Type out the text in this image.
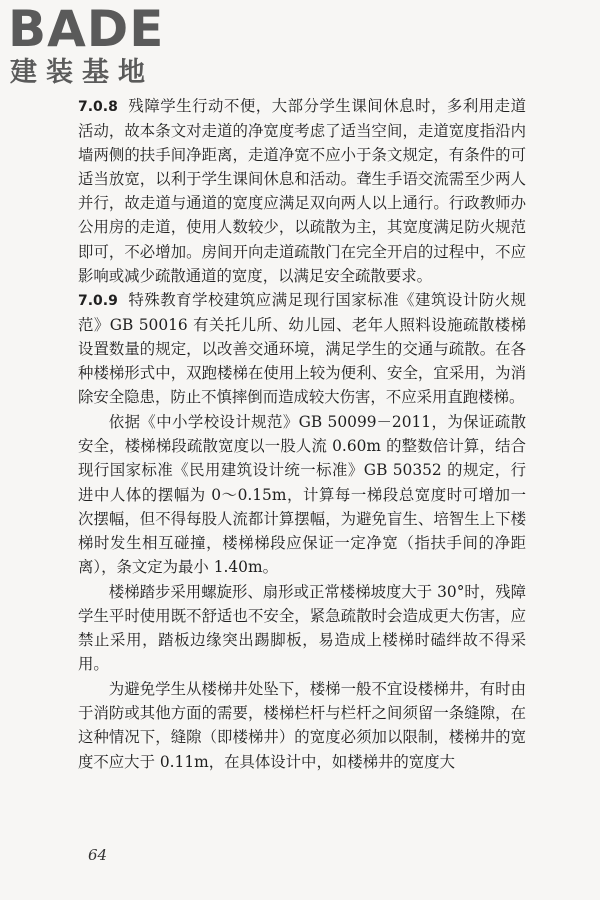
BADE
建装基地

7.0.8 残障学生行动不便，大部分学生课间休息时，多利用走道活动，故本条文对走道的净宽度考虑了适当空间，走道宽度指沿内墙两侧的扶手间净距离，走道净宽不应小于条文规定，有条件的可适当放宽，以利于学生课间休息和活动。聋生手语交流需至少两人并行，故走道与通道的宽度应满足双向两人以上通行。行政教师办公用房的走道，使用人数较少，以疏散为主，其宽度满足防火规范即可，不必增加。房间开向走道疏散门在完全开启的过程中，不应影响或减少疏散通道的宽度，以满足安全疏散要求。

7.0.9 特殊教育学校建筑应满足现行国家标准《建筑设计防火规范》GB 50016 有关托儿所、幼儿园、老年人照料设施疏散楼梯设置数量的规定，以改善交通环境，满足学生的交通与疏散。在各种楼梯形式中，双跑楼梯在使用上较为便利、安全，宜采用，为消除安全隐患，防止不慎摔倒而造成较大伤害，不应采用直跑楼梯。

依据《中小学校设计规范》GB 50099－2011，为保证疏散安全，楼梯梯段疏散宽度以一股人流 0.60m 的整数倍计算，结合现行国家标准《民用建筑设计统一标准》GB 50352 的规定，行进中人体的摆幅为 0～0.15m，计算每一梯段总宽度时可增加一次摆幅，但不得每股人流都计算摆幅，为避免盲生、培智生上下楼梯时发生相互碰撞，楼梯梯段应保证一定净宽（指扶手间的净距离），条文定为最小 1.40m。

楼梯踏步采用螺旋形、扇形或正常楼梯坡度大于 30°时，残障学生平时使用既不舒适也不安全，紧急疏散时会造成更大伤害，应禁止采用，踏板边缘突出踢脚板，易造成上楼梯时磕绊故不得采用。

为避免学生从楼梯井处坠下，楼梯一般不宜设楼梯井，有时由于消防或其他方面的需要，楼梯栏杆与栏杆之间须留一条缝隙，在这种情况下，缝隙（即楼梯井）的宽度必须加以限制，楼梯井的宽度不应大于 0.11m，在具体设计中，如楼梯井的宽度大

64
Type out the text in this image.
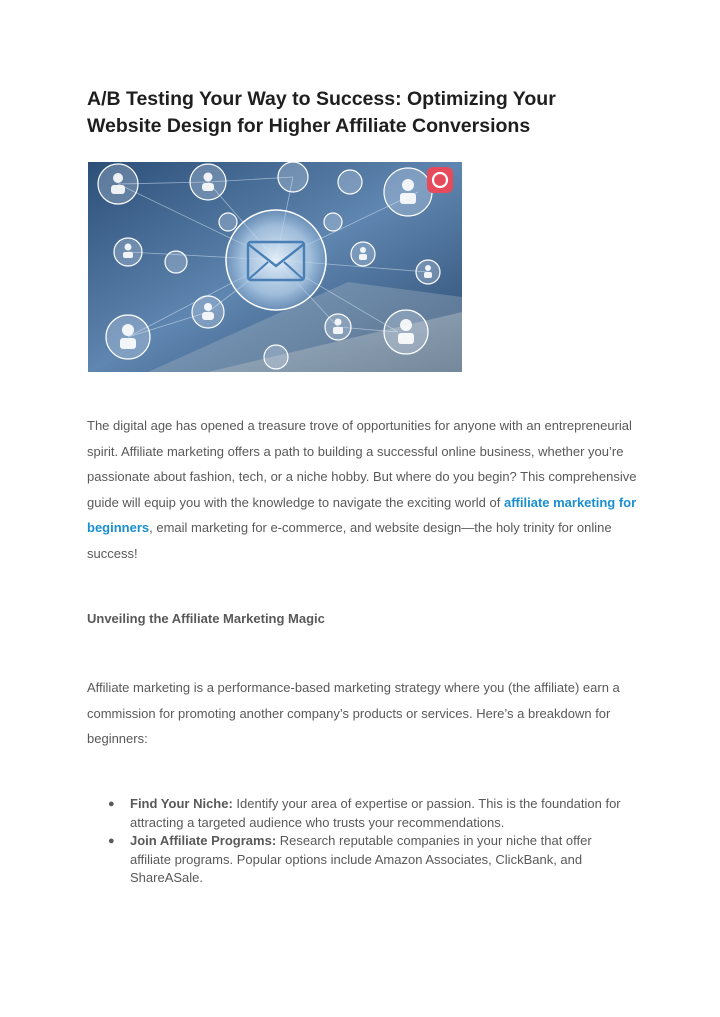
A/B Testing Your Way to Success: Optimizing Your
Website Design for Higher Affiliate Conversions

The digital age has opened a treasure trove of opportunities for anyone with an entrepreneurial spirit. Affiliate marketing offers a path to building a successful online business, whether you’re passionate about fashion, tech, or a niche hobby. But where do you begin? This comprehensive guide will equip you with the knowledge to navigate the exciting world of affiliate marketing for beginners, email marketing for e-commerce, and website design—the holy trinity for online success!

Unveiling the Affiliate Marketing Magic

Affiliate marketing is a performance-based marketing strategy where you (the affiliate) earn a commission for promoting another company’s products or services. Here’s a breakdown for beginners:

● Find Your Niche: Identify your area of expertise or passion. This is the foundation for attracting a targeted audience who trusts your recommendations.
● Join Affiliate Programs: Research reputable companies in your niche that offer affiliate programs. Popular options include Amazon Associates, ClickBank, and ShareASale.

# # #

What to work on:
Reproduce the material word for word, minus the images.

Task response:
Type out the text in this image.
BADE
建装基地

7.0.8 残障学生行动不便，大部分学生课间休息时，多利用走道活动，故本条文对走道的净宽度考虑了适当空间，走道宽度指沿内墙两侧的扶手间净距离，走道净宽不应小于条文规定，有条件的可适当放宽，以利于学生课间休息和活动。聋生手语交流需至少两人并行，故走道与通道的宽度应满足双向两人以上通行。行政教师办公用房的走道，使用人数较少，以疏散为主，其宽度满足防火规范即可，不必增加。房间开向走道疏散门在完全开启的过程中，不应影响或减少疏散通道的宽度，以满足安全疏散要求。

7.0.9 特殊教育学校建筑应满足现行国家标准《建筑设计防火规范》GB 50016 有关托儿所、幼儿园、老年人照料设施疏散楼梯设置数量的规定，以改善交通环境，满足学生的交通与疏散。在各种楼梯形式中，双跑楼梯在使用上较为便利、安全，宜采用，为消除安全隐患，防止不慎摔倒而造成较大伤害，不应采用直跑楼梯。

依据《中小学校设计规范》GB 50099－2011，为保证疏散安全，楼梯梯段疏散宽度以一股人流 0.60m 的整数倍计算，结合现行国家标准《民用建筑设计统一标准》GB 50352 的规定，行进中人体的摆幅为 0～0.15m，计算每一梯段总宽度时可增加一次摆幅，但不得每股人流都计算摆幅，为避免盲生、培智生上下楼梯时发生相互碰撞，楼梯梯段应保证一定净宽（指扶手间的净距离），条文定为最小 1.40m。

楼梯踏步采用螺旋形、扇形或正常楼梯坡度大于 30°时，残障学生平时使用既不舒适也不安全，紧急疏散时会造成更大伤害，应禁止采用，踏板边缘突出踢脚板，易造成上楼梯时磕绊故不得采用。

为避免学生从楼梯井处坠下，楼梯一般不宜设楼梯井，有时由于消防或其他方面的需要，楼梯栏杆与栏杆之间须留一条缝隙，在这种情况下，缝隙（即楼梯井）的宽度必须加以限制，楼梯井的宽度不应大于 0.11m，在具体设计中，如楼梯井的宽度大

64
Type out the text in this image.
A/B Testing Your Way to Success: Optimizing Your
Website Design for Higher Affiliate Conversions

The digital age has opened a treasure trove of opportunities for anyone with an entrepreneurial spirit. Affiliate marketing offers a path to building a successful online business, whether you’re passionate about fashion, tech, or a niche hobby. But where do you begin? This comprehensive guide will equip you with the knowledge to navigate the exciting world of affiliate marketing for beginners, email marketing for e-commerce, and website design—the holy trinity for online success!

Unveiling the Affiliate Marketing Magic

Affiliate marketing is a performance-based marketing strategy where you (the affiliate) earn a commission for promoting another company’s products or services. Here’s a breakdown for beginners:

● Find Your Niche: Identify your area of expertise or passion. This is the foundation for attracting a targeted audience who trusts your recommendations.
● Join Affiliate Programs: Research reputable companies in your niche that offer affiliate programs. Popular options include Amazon Associates, ClickBank, and ShareASale.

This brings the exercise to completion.